Records from a data source:
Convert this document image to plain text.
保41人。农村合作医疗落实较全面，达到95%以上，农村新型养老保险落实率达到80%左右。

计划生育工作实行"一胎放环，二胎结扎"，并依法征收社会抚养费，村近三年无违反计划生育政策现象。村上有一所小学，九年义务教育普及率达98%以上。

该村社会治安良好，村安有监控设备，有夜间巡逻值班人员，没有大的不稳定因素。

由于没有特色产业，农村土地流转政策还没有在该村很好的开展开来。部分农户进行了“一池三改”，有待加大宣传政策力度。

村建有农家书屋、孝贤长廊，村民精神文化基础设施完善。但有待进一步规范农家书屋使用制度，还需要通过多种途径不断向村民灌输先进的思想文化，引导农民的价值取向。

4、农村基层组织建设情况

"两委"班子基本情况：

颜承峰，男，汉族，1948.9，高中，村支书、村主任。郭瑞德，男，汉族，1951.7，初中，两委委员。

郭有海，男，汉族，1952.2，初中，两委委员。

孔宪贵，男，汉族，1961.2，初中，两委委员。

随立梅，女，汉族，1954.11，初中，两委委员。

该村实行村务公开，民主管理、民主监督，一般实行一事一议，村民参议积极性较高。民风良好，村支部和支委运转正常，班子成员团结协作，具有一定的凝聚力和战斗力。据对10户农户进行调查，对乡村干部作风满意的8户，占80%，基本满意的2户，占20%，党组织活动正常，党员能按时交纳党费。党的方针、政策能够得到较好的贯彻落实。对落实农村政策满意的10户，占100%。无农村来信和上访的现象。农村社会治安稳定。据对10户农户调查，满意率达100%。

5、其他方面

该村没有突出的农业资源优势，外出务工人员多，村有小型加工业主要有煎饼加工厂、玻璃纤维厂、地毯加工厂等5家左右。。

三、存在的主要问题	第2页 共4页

WHAT THE EXERCISE ASKS:
Above are the records; copy all of them exactly.

REPLY TO THE EXERCISE:
Convert this document image to plain text.
保41人。农村合作医疗落实较全面，达到95%以上，农村新型养老保险落实率达到80%左右。

计划生育工作实行"一胎放环，二胎结扎"，并依法征收社会抚养费，村近三年无违反计划生育政策现象。村上有一所小学，九年义务教育普及率达98%以上。

该村社会治安良好，村安有监控设备，有夜间巡逻值班人员，没有大的不稳定因素。

由于没有特色产业，农村土地流转政策还没有在该村很好的开展开来。部分农户进行了“一池三改”，有待加大宣传政策力度。

村建有农家书屋、孝贤长廊，村民精神文化基础设施完善。但有待进一步规范农家书屋使用制度，还需要通过多种途径不断向村民灌输先进的思想文化，引导农民的价值取向。

4、农村基层组织建设情况

"两委"班子基本情况：

颜承峰，男，汉族，1948.9，高中，村支书、村主任。郭瑞德，男，汉族，1951.7，初中，两委委员。

郭有海，男，汉族，1952.2，初中，两委委员。

孔宪贵，男，汉族，1961.2，初中，两委委员。

随立梅，女，汉族，1954.11，初中，两委委员。

该村实行村务公开，民主管理、民主监督，一般实行一事一议，村民参议积极性较高。民风良好，村支部和支委运转正常，班子成员团结协作，具有一定的凝聚力和战斗力。据对10户农户进行调查，对乡村干部作风满意的8户，占80%，基本满意的2户，占20%，党组织活动正常，党员能按时交纳党费。党的方针、政策能够得到较好的贯彻落实。对落实农村政策满意的10户，占100%。无农村来信和上访的现象。农村社会治安稳定。据对10户农户调查，满意率达100%。

5、其他方面

该村没有突出的农业资源优势，外出务工人员多，村有小型加工业主要有煎饼加工厂、玻璃纤维厂、地毯加工厂等5家左右。。

三、存在的主要问题	第2页 共4页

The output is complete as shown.